▶ _Text provided_
————————

New Positions or Assignments for a Quartet of Black Scholars

Marcus L. Johnson has joined the Virginia Tech School of Education as a professor of educational psychology and as associate director of the school’s Office of Educational Research and Outreach. For the past 11 years, Dr. Johnson was a member of the School of Education faculty at the University of Cincinnati, where he was recently promoted to full professor.

Dr. Johnson is a graduate of the University of California, Davis, where he majored in human development. He earned a master’s degree and a Ph.D. in educational psychology at the University of Nevada Las Vegas.

Tracey Conti has been appointed as the new chair of the department of family medicine at the University of Pittsburgh School of Medicine. She has been on the medical school faculty since 2005. Her research interests include health disparities and healthcare delivery to underserved communities, medical education, and women’s health issues.

Dr. Conti is a graduate of Prairie View A&M University in Texas, where she majored in biology. She earned her medical degree at Temple University in Philadelphia.

Anthea Butler, professor of religious studies in the School of Arts and Sciences at the University of Pennsylvania, has been named the Geraldine R. Segal Professor in American Social Thought. Dr. Butler is a historian of American religion and an expert on African American religion, evangelicalism, and Pentecostalism. Her research combines the archive-driven historical study of evangelical Christianity with the study of race and religion, gender and religion, and religion, media, and politics. Dr. Butler’s latest book is White Evangelical Racism: The Politics of Morality in America (University of North Carolina Press, 2021). She is president-elect of the American Society for Church History.

————————

Source data
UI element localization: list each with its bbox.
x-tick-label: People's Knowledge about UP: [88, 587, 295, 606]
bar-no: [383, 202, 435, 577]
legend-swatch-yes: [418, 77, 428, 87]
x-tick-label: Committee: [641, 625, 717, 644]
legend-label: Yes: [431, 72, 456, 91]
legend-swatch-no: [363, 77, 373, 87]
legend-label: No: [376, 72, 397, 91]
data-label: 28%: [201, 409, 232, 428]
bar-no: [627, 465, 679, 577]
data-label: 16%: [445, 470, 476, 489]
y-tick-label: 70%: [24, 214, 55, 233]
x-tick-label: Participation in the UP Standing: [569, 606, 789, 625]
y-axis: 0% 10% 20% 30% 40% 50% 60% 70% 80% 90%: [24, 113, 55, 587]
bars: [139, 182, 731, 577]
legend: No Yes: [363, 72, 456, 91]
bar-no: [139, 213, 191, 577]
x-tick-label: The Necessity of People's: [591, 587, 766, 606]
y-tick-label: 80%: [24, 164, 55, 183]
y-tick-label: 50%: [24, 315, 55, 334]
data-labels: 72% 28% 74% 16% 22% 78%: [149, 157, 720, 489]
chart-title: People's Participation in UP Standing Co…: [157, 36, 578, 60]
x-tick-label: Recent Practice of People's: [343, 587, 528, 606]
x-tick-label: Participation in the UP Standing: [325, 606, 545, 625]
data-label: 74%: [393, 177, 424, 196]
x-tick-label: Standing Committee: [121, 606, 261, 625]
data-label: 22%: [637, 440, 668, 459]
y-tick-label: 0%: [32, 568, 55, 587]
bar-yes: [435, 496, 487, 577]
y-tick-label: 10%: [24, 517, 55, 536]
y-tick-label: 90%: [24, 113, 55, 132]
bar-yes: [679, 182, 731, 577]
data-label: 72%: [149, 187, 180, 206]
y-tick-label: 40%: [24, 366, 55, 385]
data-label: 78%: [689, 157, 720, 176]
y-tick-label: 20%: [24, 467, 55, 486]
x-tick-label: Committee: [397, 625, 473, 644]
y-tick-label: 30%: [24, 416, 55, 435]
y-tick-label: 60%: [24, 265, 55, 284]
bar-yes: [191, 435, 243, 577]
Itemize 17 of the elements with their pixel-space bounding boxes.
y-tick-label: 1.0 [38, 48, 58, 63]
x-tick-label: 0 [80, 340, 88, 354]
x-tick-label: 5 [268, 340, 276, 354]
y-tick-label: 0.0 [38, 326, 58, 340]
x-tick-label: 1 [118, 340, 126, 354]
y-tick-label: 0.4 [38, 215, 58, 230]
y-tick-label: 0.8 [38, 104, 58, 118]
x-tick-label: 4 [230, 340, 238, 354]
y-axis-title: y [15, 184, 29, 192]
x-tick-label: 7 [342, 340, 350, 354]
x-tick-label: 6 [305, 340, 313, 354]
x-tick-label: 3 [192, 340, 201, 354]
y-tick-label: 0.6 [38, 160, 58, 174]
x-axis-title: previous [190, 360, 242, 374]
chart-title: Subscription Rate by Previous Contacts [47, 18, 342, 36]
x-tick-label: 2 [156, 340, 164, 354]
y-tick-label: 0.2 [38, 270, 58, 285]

————————

▶ _Tasks and exercises_
- a) In the text on new positions for Black scholars, where did Tracey Conti earn her medical degree?
- b) Continue the text on new positions for Black scholars from where it stops.

▶ _Expected results_
- a) Temple University in Philadelphia.

- b)
Professor Butler is a graduate of the University of Houston-Clear Lake. She earned a master’s degree and Ph.D. in religious studies at Vanderbilt University in Nashville.

Michael Javen Fortner is a new associate professor of government at Claremont McKenna College in California. He had taught at the City University of New York. His work focuses on the intersection of American political development and political philosophy — particularly in the areas of race, ethnicity, and class. Dr. Fortner is the author of Black Silent Majority: The Rockefeller Drug Laws and the Politics of Punishment (Harvard University Press, 2015).

Dr. Fortner received a bachelor’s degree in political science and African American studies from Emory University in Atlanta. He holds a Ph.D. in government and social policy from Harvard University.